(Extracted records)
**********

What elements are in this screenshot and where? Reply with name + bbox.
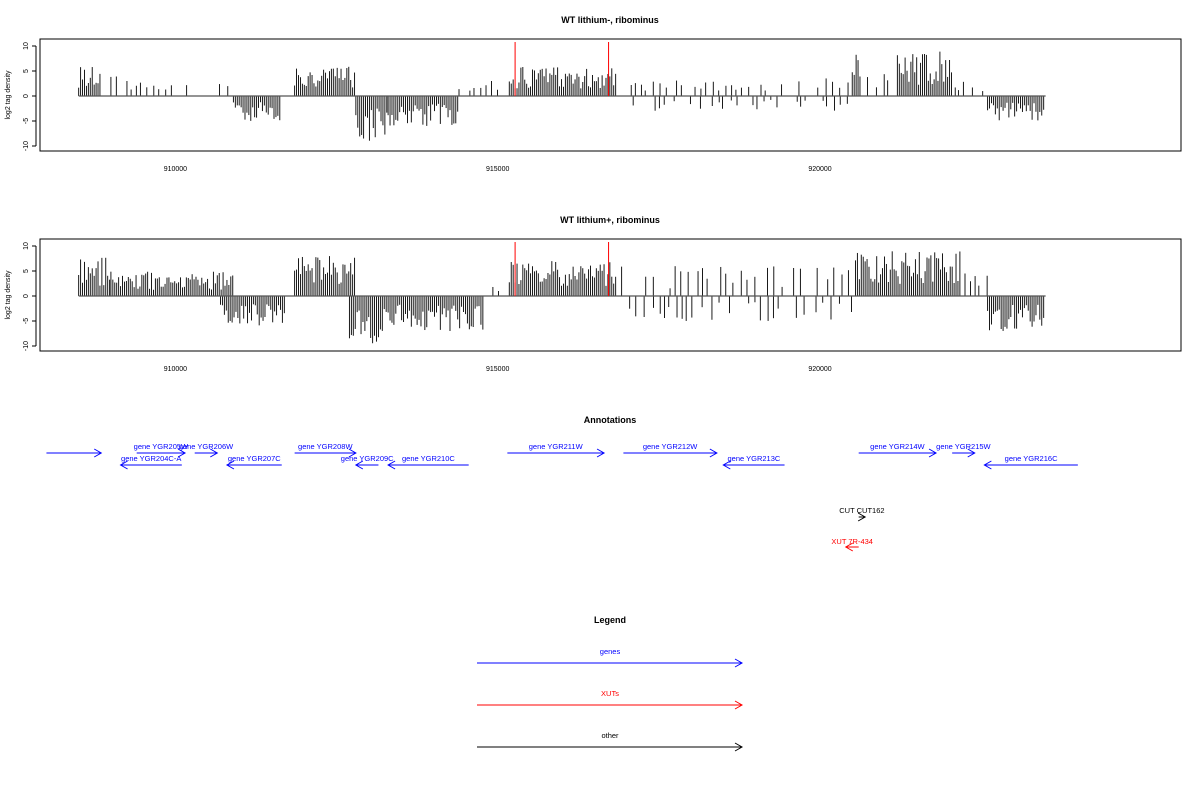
legend-label: XUTs bbox=[601, 689, 619, 698]
signal-bars bbox=[78, 51, 1045, 141]
feature-label: gene YGR208W bbox=[298, 442, 353, 451]
feature-arrow-head bbox=[857, 512, 867, 522]
y-axis-title: log2 tag density bbox=[5, 270, 12, 320]
legend-arrow-head bbox=[734, 742, 744, 752]
feature: gene YGR210C bbox=[387, 454, 469, 470]
feature: gene YGR206W bbox=[179, 442, 234, 458]
feature-arrow-head bbox=[983, 460, 992, 470]
red-markers bbox=[514, 42, 610, 96]
feature-arrow-head bbox=[225, 460, 235, 470]
feature-label: gene YGR207C bbox=[228, 454, 281, 463]
feature: gene YGR212W bbox=[623, 442, 718, 458]
y-axis: -10 -5 0 5 10 bbox=[23, 42, 37, 151]
y-tick-label: 0 bbox=[23, 94, 30, 98]
track-panel-lithium-plus: WT lithium+, ribominus log2 tag density … bbox=[5, 215, 1182, 373]
feature: gene YGR208W bbox=[294, 442, 357, 458]
x-axis: 910000 915000 920000 bbox=[164, 166, 832, 173]
feature-arrow-head bbox=[348, 448, 357, 458]
feature: gene YGR211W bbox=[507, 442, 606, 458]
feature-arrow-head bbox=[967, 448, 976, 458]
feature-label: gene YGR216C bbox=[1005, 454, 1058, 463]
legend-items: genes XUTs other bbox=[477, 647, 744, 752]
feature-label: gene YGR209C bbox=[341, 454, 394, 463]
feature: gene YGR216C bbox=[983, 454, 1078, 470]
feature-arrow-head bbox=[119, 460, 128, 470]
feature: gene YGR207C bbox=[225, 454, 282, 470]
feature-arrow-head bbox=[596, 448, 606, 458]
legend-arrow-head bbox=[734, 700, 744, 710]
red-markers bbox=[514, 242, 610, 296]
legend-item: genes bbox=[477, 647, 744, 668]
feature-label: gene YGR215W bbox=[936, 442, 991, 451]
plot-frame bbox=[39, 238, 1182, 352]
legend-arrow-head bbox=[734, 658, 744, 668]
feature: XUT 7R-434 bbox=[831, 537, 873, 552]
legend-title: Legend bbox=[594, 615, 626, 625]
x-tick-label: 915000 bbox=[486, 166, 509, 173]
annotations-title: Annotations bbox=[584, 415, 637, 425]
x-tick-label: 910000 bbox=[164, 366, 187, 373]
feature-label: gene YGR210C bbox=[402, 454, 455, 463]
x-tick-label: 910000 bbox=[164, 166, 187, 173]
feature-label: CUT CUT162 bbox=[839, 506, 884, 515]
legend-item: other bbox=[477, 731, 744, 752]
legend-item: XUTs bbox=[477, 689, 744, 710]
y-tick-label: 10 bbox=[23, 42, 30, 50]
feature-label: gene YGR206W bbox=[179, 442, 234, 451]
plot-frame bbox=[39, 38, 1182, 152]
panel-title: WT lithium-, ribominus bbox=[561, 15, 659, 25]
legend-label: genes bbox=[600, 647, 621, 656]
feature-arrow-head bbox=[177, 448, 187, 458]
track-panel-lithium-minus: WT lithium-, ribominus log2 tag density … bbox=[5, 15, 1182, 173]
feature-arrow-head bbox=[844, 542, 854, 552]
feature: gene YGR213C bbox=[722, 454, 785, 470]
y-axis: -10 -5 0 5 10 bbox=[23, 242, 37, 351]
legend-label: other bbox=[601, 731, 619, 740]
feature-label: gene YGR214W bbox=[870, 442, 925, 451]
feature-arrow-head bbox=[210, 448, 219, 458]
feature: gene YGR204C-A bbox=[119, 454, 182, 470]
feature: gene YGR215W bbox=[936, 442, 992, 458]
feature-label: gene YGR205W bbox=[134, 442, 189, 451]
feature: gene YGR205W bbox=[134, 442, 189, 458]
feature-label: gene YGR212W bbox=[643, 442, 698, 451]
y-tick-label: 5 bbox=[23, 69, 30, 73]
feature bbox=[46, 448, 103, 458]
y-axis-title: log2 tag density bbox=[5, 70, 12, 120]
feature: gene YGR209C bbox=[341, 454, 394, 470]
y-tick-label: 0 bbox=[23, 294, 30, 298]
y-tick-label: -10 bbox=[23, 341, 30, 351]
x-tick-label: 920000 bbox=[808, 366, 831, 373]
feature-label: gene YGR213C bbox=[727, 454, 780, 463]
feature-label: XUT 7R-434 bbox=[831, 537, 873, 546]
panel-title: WT lithium+, ribominus bbox=[560, 215, 660, 225]
legend: Legend genes XUTs other bbox=[477, 615, 744, 752]
feature-arrow-head bbox=[387, 460, 396, 470]
y-tick-label: 10 bbox=[23, 242, 30, 250]
y-tick-label: -5 bbox=[23, 118, 30, 124]
feature: CUT CUT162 bbox=[839, 506, 885, 522]
feature-arrow-head bbox=[722, 460, 731, 470]
x-axis: 910000 915000 920000 bbox=[164, 366, 832, 373]
feature-arrow-head bbox=[709, 448, 718, 458]
y-tick-label: -5 bbox=[23, 318, 30, 324]
feature-label: gene YGR204C-A bbox=[121, 454, 181, 463]
y-tick-label: 5 bbox=[23, 269, 30, 273]
signal-bars bbox=[78, 251, 1045, 344]
feature-arrow-head bbox=[928, 448, 938, 458]
feature-arrow-head bbox=[354, 460, 364, 470]
feature-label: gene YGR211W bbox=[529, 442, 584, 451]
x-tick-label: 915000 bbox=[486, 366, 509, 373]
x-tick-label: 920000 bbox=[808, 166, 831, 173]
y-tick-label: -10 bbox=[23, 141, 30, 151]
feature-arrow-head bbox=[93, 448, 103, 458]
feature: gene YGR214W bbox=[858, 442, 938, 458]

**********

The word "XUTs" appears in some lines above. Return every one of those lines.

legend-label: XUTs bbox=[601, 689, 619, 698]
legend-items: genes XUTs other bbox=[477, 647, 744, 752]
legend-item: XUTs bbox=[477, 689, 744, 710]
legend: Legend genes XUTs other bbox=[477, 615, 744, 752]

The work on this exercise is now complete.